((
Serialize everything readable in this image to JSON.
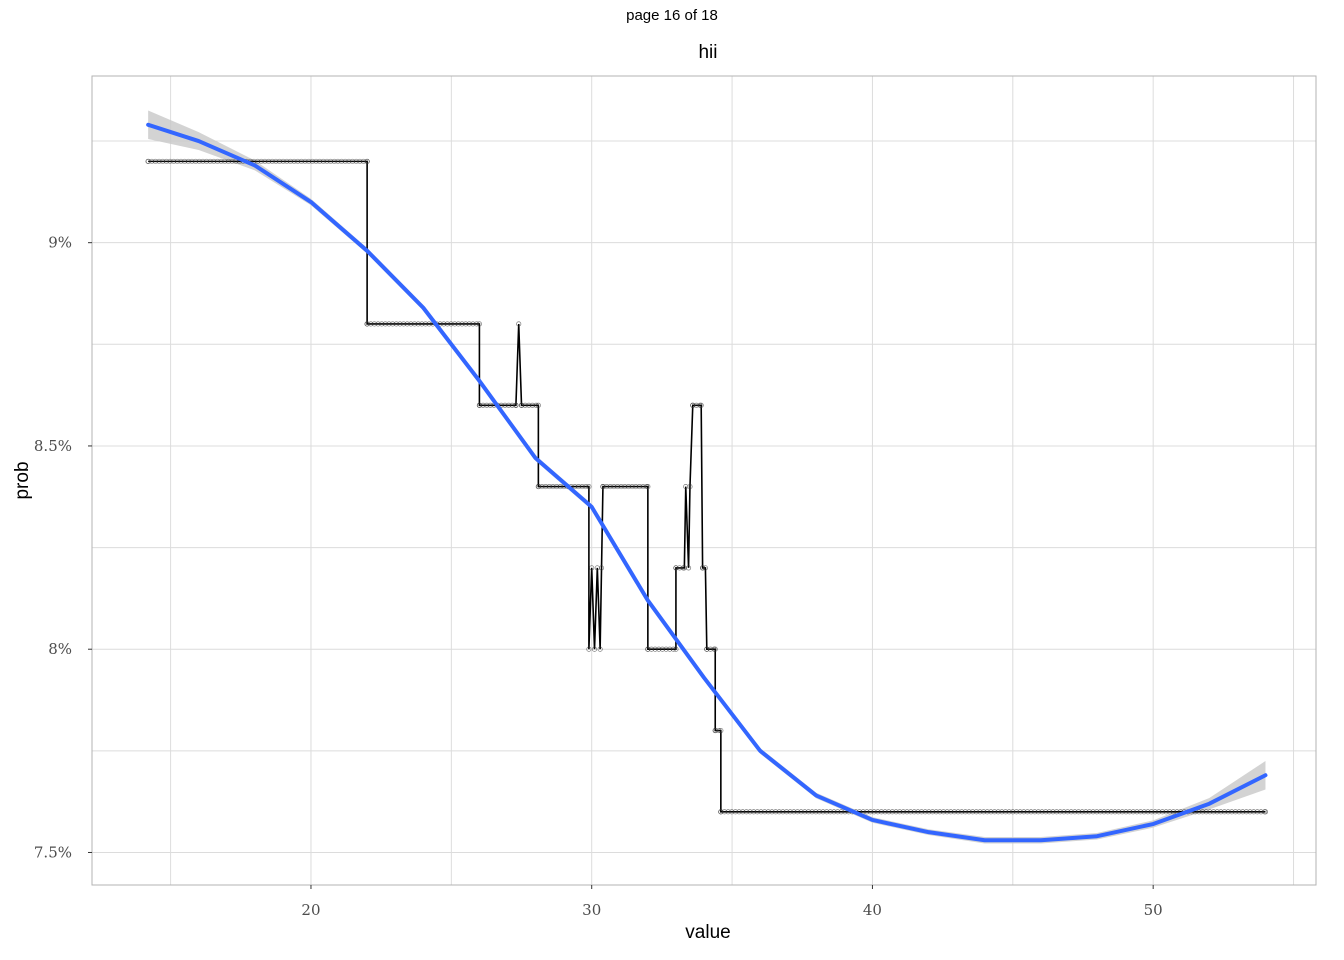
{
  "page_label": "page 16 of 18",
  "colors": {
    "step": "#000000",
    "smooth": "#3366ff",
    "ribbon": "#c8c8c8",
    "grid": "#dcdcdc",
    "panel_border": "#b3b3b3"
  },
  "chart_data": {
    "type": "line",
    "title": "hii",
    "xlabel": "value",
    "ylabel": "prob",
    "xlim": [
      12.2,
      55.8
    ],
    "ylim": [
      0.0742,
      0.0941
    ],
    "x_ticks": [
      20,
      30,
      40,
      50
    ],
    "x_tick_labels": [
      "20",
      "30",
      "40",
      "50"
    ],
    "x_minor_ticks": [
      15,
      25,
      35,
      45,
      55
    ],
    "y_ticks": [
      0.075,
      0.08,
      0.085,
      0.09
    ],
    "y_tick_labels": [
      "7.5%",
      "8%",
      "8.5%",
      "9%"
    ],
    "y_minor_ticks": [
      0.0775,
      0.0825,
      0.0875,
      0.0925
    ],
    "grid": true,
    "series": [
      {
        "kind": "step",
        "points": [
          [
            14.2,
            0.092
          ],
          [
            22.0,
            0.092
          ],
          [
            22.0,
            0.088
          ],
          [
            26.0,
            0.088
          ],
          [
            26.0,
            0.086
          ],
          [
            27.3,
            0.086
          ],
          [
            27.4,
            0.088
          ],
          [
            27.5,
            0.086
          ],
          [
            28.1,
            0.086
          ],
          [
            28.1,
            0.084
          ],
          [
            29.9,
            0.084
          ],
          [
            29.9,
            0.08
          ],
          [
            30.0,
            0.082
          ],
          [
            30.1,
            0.08
          ],
          [
            30.2,
            0.082
          ],
          [
            30.3,
            0.08
          ],
          [
            30.35,
            0.082
          ],
          [
            30.4,
            0.084
          ],
          [
            32.0,
            0.084
          ],
          [
            32.0,
            0.08
          ],
          [
            33.0,
            0.08
          ],
          [
            33.0,
            0.082
          ],
          [
            33.3,
            0.082
          ],
          [
            33.35,
            0.084
          ],
          [
            33.45,
            0.082
          ],
          [
            33.5,
            0.084
          ],
          [
            33.6,
            0.086
          ],
          [
            33.9,
            0.086
          ],
          [
            33.95,
            0.082
          ],
          [
            34.05,
            0.082
          ],
          [
            34.1,
            0.08
          ],
          [
            34.4,
            0.08
          ],
          [
            34.4,
            0.078
          ],
          [
            34.6,
            0.078
          ],
          [
            34.6,
            0.076
          ],
          [
            54.0,
            0.076
          ]
        ]
      },
      {
        "kind": "smooth",
        "points": [
          [
            14.2,
            0.0929
          ],
          [
            16.0,
            0.0925
          ],
          [
            18.0,
            0.0919
          ],
          [
            20.0,
            0.091
          ],
          [
            22.0,
            0.0898
          ],
          [
            24.0,
            0.0884
          ],
          [
            26.0,
            0.0866
          ],
          [
            28.0,
            0.0847
          ],
          [
            30.0,
            0.0835
          ],
          [
            32.0,
            0.0812
          ],
          [
            34.0,
            0.0793
          ],
          [
            36.0,
            0.0775
          ],
          [
            38.0,
            0.0764
          ],
          [
            40.0,
            0.0758
          ],
          [
            42.0,
            0.0755
          ],
          [
            44.0,
            0.0753
          ],
          [
            46.0,
            0.0753
          ],
          [
            48.0,
            0.0754
          ],
          [
            50.0,
            0.0757
          ],
          [
            52.0,
            0.0762
          ],
          [
            54.0,
            0.0769
          ]
        ],
        "ribbon_halfwidth": [
          0.00035,
          0.00022,
          0.00012,
          8e-05,
          7e-05,
          7e-05,
          7e-05,
          7e-05,
          7e-05,
          7e-05,
          7e-05,
          7e-05,
          7e-05,
          7e-05,
          7e-05,
          8e-05,
          8e-05,
          8e-05,
          9e-05,
          0.00014,
          0.00035
        ]
      }
    ]
  }
}
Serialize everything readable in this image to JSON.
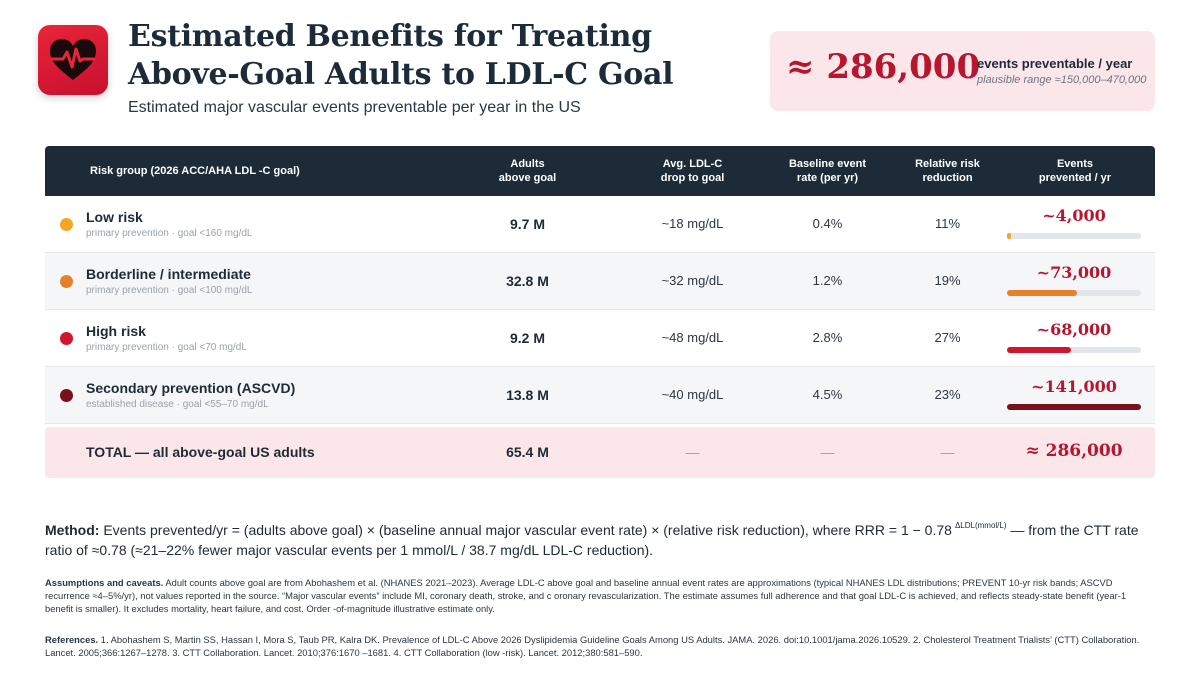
{
  "header": {
    "title": "Estimated Benefits for Treating Above-Goal Adults to LDL-C Goal",
    "subtitle": "Estimated major vascular events preventable per year in the US",
    "logo_icon": "heart-pulse-icon"
  },
  "headline": {
    "value": "≈ 286,000",
    "label": "events preventable / year",
    "range": "plausible range ≈150,000–470,000"
  },
  "table": {
    "columns": [
      "Risk group (2026 ACC/AHA LDL -C goal)",
      "Adults\nabove goal",
      "Avg. LDL-C\ndrop to goal",
      "Baseline event\nrate (per yr)",
      "Relative risk\nreduction",
      "Events\nprevented / yr"
    ],
    "rows": [
      {
        "name": "Low risk",
        "sub": "primary prevention · goal <160 mg/dL",
        "adults": "9.7 M",
        "drop": "~18 mg/dL",
        "rate": "0.4%",
        "rrr": "11%",
        "events": "~4,000",
        "events_fraction": 0.03,
        "color": "#f5a623"
      },
      {
        "name": "Borderline / intermediate",
        "sub": "primary prevention · goal <100 mg/dL",
        "adults": "32.8 M",
        "drop": "~32 mg/dL",
        "rate": "1.2%",
        "rrr": "19%",
        "events": "~73,000",
        "events_fraction": 0.52,
        "color": "#e8802a"
      },
      {
        "name": "High risk",
        "sub": "primary prevention · goal <70 mg/dL",
        "adults": "9.2 M",
        "drop": "~48 mg/dL",
        "rate": "2.8%",
        "rrr": "27%",
        "events": "~68,000",
        "events_fraction": 0.48,
        "color": "#d0152e"
      },
      {
        "name": "Secondary prevention (ASCVD)",
        "sub": "established disease · goal <55–70 mg/dL",
        "adults": "13.8 M",
        "drop": "~40 mg/dL",
        "rate": "4.5%",
        "rrr": "23%",
        "events": "~141,000",
        "events_fraction": 1.0,
        "color": "#7a0f1e"
      }
    ],
    "total": {
      "label": "TOTAL — all above-goal US adults",
      "adults": "65.4 M",
      "dash": "—",
      "events": "≈ 286,000"
    }
  },
  "method": {
    "label": "Method:",
    "text_a": "Events prevented/yr = (adults above goal)   × (baseline annual major vascular event rate) × (relative risk reduction), where RRR = 1 − 0.78",
    "exponent": "ΔLDL(mmol/L)",
    "text_b": "— from the CTT rate ratio of ≈0.78 (≈21–22% fewer major vascular events per 1 mmol/L / 38.7 mg/dL LDL-C reduction)."
  },
  "assumptions": {
    "label": "Assumptions and caveats.",
    "text": "Adult counts above goal are from Abohashem et al. (NHANES 2021–2023). Average LDL-C above goal and baseline annual event rates are approximations (typical NHANES LDL distributions; PREVENT 10-yr risk bands; ASCVD recurrence ≈4–5%/yr), not values reported in the source. “Major vascular events” include MI, coronary death, stroke, and c oronary revascularization. The estimate assumes full adherence and that goal LDL-C is achieved, and reflects steady-state benefit (year-1 benefit is smaller). It excludes mortality, heart failure, and cost. Order -of-magnitude illustrative estimate only."
  },
  "references": {
    "label": "References.",
    "text": "1. Abohashem S, Martin SS, Hassan I, Mora S, Taub PR, Kalra DK. Prevalence of LDL-C Above 2026 Dyslipidemia Guideline Goals Among US Adults. JAMA. 2026. doi:10.1001/jama.2026.10529. 2. Cholesterol Treatment Trialists’ (CTT) Collaboration. Lancet. 2005;366:1267–1278. 3. CTT Collaboration. Lancet. 2010;376:1670 –1681. 4. CTT Collaboration (low  -risk). Lancet. 2012;380:581–590."
  }
}
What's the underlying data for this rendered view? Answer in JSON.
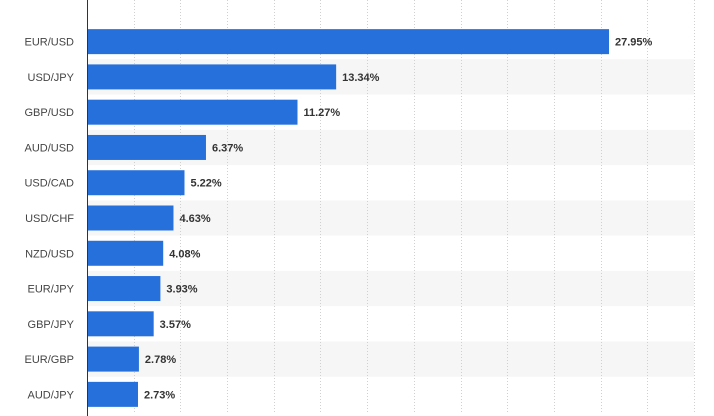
{
  "chart_data": {
    "type": "bar",
    "orientation": "horizontal",
    "categories": [
      "EUR/USD",
      "USD/JPY",
      "GBP/USD",
      "AUD/USD",
      "USD/CAD",
      "USD/CHF",
      "NZD/USD",
      "EUR/JPY",
      "GBP/JPY",
      "EUR/GBP",
      "AUD/JPY"
    ],
    "values": [
      27.95,
      13.34,
      11.27,
      6.37,
      5.22,
      4.63,
      4.08,
      3.93,
      3.57,
      2.78,
      2.73
    ],
    "value_labels": [
      "27.95%",
      "13.34%",
      "11.27%",
      "6.37%",
      "5.22%",
      "4.63%",
      "4.08%",
      "3.93%",
      "3.57%",
      "2.78%",
      "2.73%"
    ],
    "xlim": [
      0,
      32.5
    ],
    "grid": true,
    "grid_style": "dotted vertical",
    "row_banding": true,
    "colors": {
      "bar": "#2670dc",
      "label": "#444444",
      "value_label": "#333333",
      "band": "#f6f6f6",
      "grid": "#d0d0d0",
      "axis": "#333333"
    }
  }
}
))
What to do => All lines from the one containing "What's the underlying" through the end of the entries, both ends included, should be written out exactly, with no pictures.

Problem solution =>
What's the underlying data for this rendered view? Answer in JSON.
{
  "chart_data": {
    "type": "bar",
    "orientation": "horizontal",
    "categories": [
      "EUR/USD",
      "USD/JPY",
      "GBP/USD",
      "AUD/USD",
      "USD/CAD",
      "USD/CHF",
      "NZD/USD",
      "EUR/JPY",
      "GBP/JPY",
      "EUR/GBP",
      "AUD/JPY"
    ],
    "values": [
      27.95,
      13.34,
      11.27,
      6.37,
      5.22,
      4.63,
      4.08,
      3.93,
      3.57,
      2.78,
      2.73
    ],
    "value_labels": [
      "27.95%",
      "13.34%",
      "11.27%",
      "6.37%",
      "5.22%",
      "4.63%",
      "4.08%",
      "3.93%",
      "3.57%",
      "2.78%",
      "2.73%"
    ],
    "xlim": [
      0,
      32.5
    ],
    "grid": true,
    "grid_style": "dotted vertical",
    "row_banding": true,
    "colors": {
      "bar": "#2670dc",
      "label": "#444444",
      "value_label": "#333333",
      "band": "#f6f6f6",
      "grid": "#d0d0d0",
      "axis": "#333333"
    }
  }
}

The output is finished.